#### Work order A:
According to the hotel pipeline article, what was the largest single project to be awarded?
#### Work order B:
Reproduce word for word everything in the hotel pipeline article from "Top projects" down to "project activity landscape.".

#### Source extract:
Region’s hotel projects pipeline balloons
4 April 2025

This package also includes: Beaches and luxury drive regional tourism
Despite a somewhat lackluster 2024 performance in the region for hospitality-linked project award activity, Middle East and North Africa (Mena) contractors are eyeing more than $60bn in projects in design and bid that are set to proceed to market in the near future.
Last year, project awards in the Mena region’s hospitality-linked construction segment declined slightly to $6.2bn, falling below the contract award values in both 2022 and 2023, while remaining above that of the three preceding years and the average for the past five years.
Also positively, the awards value for 2024 was commensurate with the value of projects in the bidding phase this time last year, when $1.3bn-worth of projects had been awarded and $5.2bn-worth of projects were in the bidding phase. This indicates that projects in the segment are delivering and not stalling.
Top projects
Saudi Arabia dominated the overall project activity in the segment with a total contract award value of $4.4bn. This was followed by the UAE at $1bn and a handful of other countries with a combined $700m in value – making for a significantly skewed project activity landscape.
The largest single project to be awarded was the $762m Keturah Creekside Resort, a Ritz-Carlton Residences scheme in Dubai that is being developed by the local Mag Property Development. The main contract was awarded to Cecep Techand Middle East, a Dubai-based contracting subsidiary of a Chinese state-owned enterprise that is generally better known for its involvement in utility projects.
The next largest award was for the $508m Six Senses Falcon’s Nest Hotel in the Wadi Safar area of Saudi Arabia’s Diriyah gigaproject. This contract was awarded by Diriyah Company to a joint venture (JV) of Qatar’s UCC Holding and local construction group Al-Bawani.
Diriyah Company also let the contracts for four other hotels at Wadi Safar – Aman, Chedi, Faena and Oberoi-branded properties worth a combined $826m – to the same JV.
Three further Diriyah projects worth a combined $519m were awarded for the building of a Capella hotel, a Raffles hotel and a Ritz-Carlton Residences to a variety of other contractors.
Significant gigaproject-linked contract awards were also made on the Amaala development within Red Sea Global’s project portfolio, and for a hotel complex at Qiddiya, the Riyadh-adjacent entertainment city.
The largest contract awarded in a third country was a $125m Avani-Tivoli hotel and residences project in Bahrain let to local contractor Cebarco by Bahrain Real Estate Investment Company (Edamah) as part of the Bilaj Al-Jazayer development.
Project pipeline
Looking ahead in 2025, there are $8.6bn-worth of projects in the bidding phase, with $3.9bn at the prequalification stage, $2.2bn in bid submission and $2.5bn in bid evaluation. If all of this value is awarded as expected, alongside the $410m in awards so far this year, then 2025 could turn out to be the best year for hotel project activity since 2015.
There is also a much larger groundswell of projects in the design phase. This time last year, the value of projects in design was $15bn, but that value has swollen by 270% to $56bn in the past 12 months, led by Egypt’s launch of South Med, a 2,300-hectare tourism masterplan valued at $21bn.
Launched by Talaat Moustafa Group, the South Med project is situated 165 kilometres (km) to the west of Alexandria on Egypt’s northern Mediterranean coastline and 60km east of Ras El-Hekma, an area earmarked for development by Abu Dhabi following a $24bn deal for the land rights.

[Data excerpts]

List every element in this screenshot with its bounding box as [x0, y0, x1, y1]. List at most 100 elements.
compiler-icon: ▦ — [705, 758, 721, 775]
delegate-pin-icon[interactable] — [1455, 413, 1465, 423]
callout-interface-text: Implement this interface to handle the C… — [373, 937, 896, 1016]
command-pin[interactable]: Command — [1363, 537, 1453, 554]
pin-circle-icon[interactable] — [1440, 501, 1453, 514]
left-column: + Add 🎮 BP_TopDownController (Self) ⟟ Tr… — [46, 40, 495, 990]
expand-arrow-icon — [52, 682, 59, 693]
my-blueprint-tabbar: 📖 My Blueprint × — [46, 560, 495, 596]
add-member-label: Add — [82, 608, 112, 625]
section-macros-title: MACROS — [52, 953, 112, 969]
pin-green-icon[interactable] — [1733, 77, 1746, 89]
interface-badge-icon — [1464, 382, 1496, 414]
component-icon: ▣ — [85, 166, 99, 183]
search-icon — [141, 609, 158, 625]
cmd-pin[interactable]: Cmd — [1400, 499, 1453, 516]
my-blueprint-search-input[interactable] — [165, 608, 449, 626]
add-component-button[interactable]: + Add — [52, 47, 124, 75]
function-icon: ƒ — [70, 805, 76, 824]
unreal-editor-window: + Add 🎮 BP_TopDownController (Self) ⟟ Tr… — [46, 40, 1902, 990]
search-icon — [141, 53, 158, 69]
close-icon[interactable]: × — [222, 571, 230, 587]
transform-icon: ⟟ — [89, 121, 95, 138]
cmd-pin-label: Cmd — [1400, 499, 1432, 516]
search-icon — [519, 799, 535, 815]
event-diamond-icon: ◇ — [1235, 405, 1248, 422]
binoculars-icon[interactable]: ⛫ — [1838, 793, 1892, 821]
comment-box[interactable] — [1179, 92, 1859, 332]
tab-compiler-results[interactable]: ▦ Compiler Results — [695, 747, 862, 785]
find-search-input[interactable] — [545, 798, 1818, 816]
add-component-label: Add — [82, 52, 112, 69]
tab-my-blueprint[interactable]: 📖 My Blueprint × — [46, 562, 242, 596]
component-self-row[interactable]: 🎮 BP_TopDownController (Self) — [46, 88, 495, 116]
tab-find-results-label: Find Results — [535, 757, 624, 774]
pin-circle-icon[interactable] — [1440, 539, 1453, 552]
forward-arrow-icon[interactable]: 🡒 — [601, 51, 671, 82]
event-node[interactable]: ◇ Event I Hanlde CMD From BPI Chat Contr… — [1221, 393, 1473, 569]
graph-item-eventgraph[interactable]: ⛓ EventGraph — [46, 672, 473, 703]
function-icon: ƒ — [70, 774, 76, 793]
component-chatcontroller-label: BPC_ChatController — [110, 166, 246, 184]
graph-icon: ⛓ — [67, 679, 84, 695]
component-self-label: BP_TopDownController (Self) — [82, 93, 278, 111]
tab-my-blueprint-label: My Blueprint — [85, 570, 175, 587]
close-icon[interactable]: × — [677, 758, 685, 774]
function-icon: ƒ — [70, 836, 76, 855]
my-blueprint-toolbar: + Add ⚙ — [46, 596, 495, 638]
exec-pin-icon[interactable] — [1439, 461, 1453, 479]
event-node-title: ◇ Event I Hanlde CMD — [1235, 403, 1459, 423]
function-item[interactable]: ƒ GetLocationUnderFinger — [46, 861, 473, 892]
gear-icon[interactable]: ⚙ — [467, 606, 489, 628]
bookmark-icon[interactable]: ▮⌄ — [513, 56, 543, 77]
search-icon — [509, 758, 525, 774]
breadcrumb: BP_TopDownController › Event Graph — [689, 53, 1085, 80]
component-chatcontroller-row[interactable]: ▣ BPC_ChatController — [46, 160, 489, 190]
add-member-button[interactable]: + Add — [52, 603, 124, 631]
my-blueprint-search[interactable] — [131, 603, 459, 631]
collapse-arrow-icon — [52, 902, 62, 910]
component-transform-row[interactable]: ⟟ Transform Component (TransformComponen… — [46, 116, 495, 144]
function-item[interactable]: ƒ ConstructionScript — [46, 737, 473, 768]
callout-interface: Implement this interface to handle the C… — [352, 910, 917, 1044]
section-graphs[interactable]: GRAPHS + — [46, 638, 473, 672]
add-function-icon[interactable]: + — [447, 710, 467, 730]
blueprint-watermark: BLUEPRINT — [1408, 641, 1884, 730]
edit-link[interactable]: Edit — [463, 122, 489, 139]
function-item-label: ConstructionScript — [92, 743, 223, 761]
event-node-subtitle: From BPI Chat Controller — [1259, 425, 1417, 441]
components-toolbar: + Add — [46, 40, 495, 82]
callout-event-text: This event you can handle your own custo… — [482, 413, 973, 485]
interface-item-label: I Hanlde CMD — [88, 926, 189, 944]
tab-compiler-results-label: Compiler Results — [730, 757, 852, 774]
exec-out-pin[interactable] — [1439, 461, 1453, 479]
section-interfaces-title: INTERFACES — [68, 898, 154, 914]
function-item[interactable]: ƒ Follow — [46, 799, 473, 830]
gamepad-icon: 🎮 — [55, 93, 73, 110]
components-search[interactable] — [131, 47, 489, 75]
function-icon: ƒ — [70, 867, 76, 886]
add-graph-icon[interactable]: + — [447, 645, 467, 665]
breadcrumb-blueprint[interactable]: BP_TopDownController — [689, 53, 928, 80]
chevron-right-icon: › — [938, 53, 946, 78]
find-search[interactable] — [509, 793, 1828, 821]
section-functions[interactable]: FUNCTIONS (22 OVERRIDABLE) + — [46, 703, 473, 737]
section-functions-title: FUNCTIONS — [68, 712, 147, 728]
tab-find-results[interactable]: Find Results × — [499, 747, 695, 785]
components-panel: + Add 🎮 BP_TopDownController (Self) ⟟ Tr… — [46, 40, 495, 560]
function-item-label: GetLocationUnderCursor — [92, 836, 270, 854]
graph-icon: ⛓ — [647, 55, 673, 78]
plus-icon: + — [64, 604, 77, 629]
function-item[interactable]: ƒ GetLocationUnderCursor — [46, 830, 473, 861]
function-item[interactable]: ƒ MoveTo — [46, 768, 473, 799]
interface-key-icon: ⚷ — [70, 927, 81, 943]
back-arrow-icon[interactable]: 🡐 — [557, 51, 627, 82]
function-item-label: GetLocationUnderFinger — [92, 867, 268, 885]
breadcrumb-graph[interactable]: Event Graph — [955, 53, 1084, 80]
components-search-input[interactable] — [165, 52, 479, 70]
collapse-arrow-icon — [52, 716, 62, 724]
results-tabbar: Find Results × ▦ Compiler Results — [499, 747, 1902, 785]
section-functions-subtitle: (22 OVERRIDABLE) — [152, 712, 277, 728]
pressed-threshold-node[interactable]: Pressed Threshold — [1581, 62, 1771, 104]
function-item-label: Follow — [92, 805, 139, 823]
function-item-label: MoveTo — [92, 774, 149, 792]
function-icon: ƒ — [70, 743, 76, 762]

#### Solution A:
The $762m Keturah Creekside Resort, a Ritz-Carlton Residences scheme in Dubai.

#### Solution B:
Top projects
Saudi Arabia dominated the overall project activity in the segment with a total contract award value of $4.4bn. This was followed by the UAE at $1bn and a handful of other countries with a combined $700m in value – making for a significantly skewed project activity landscape.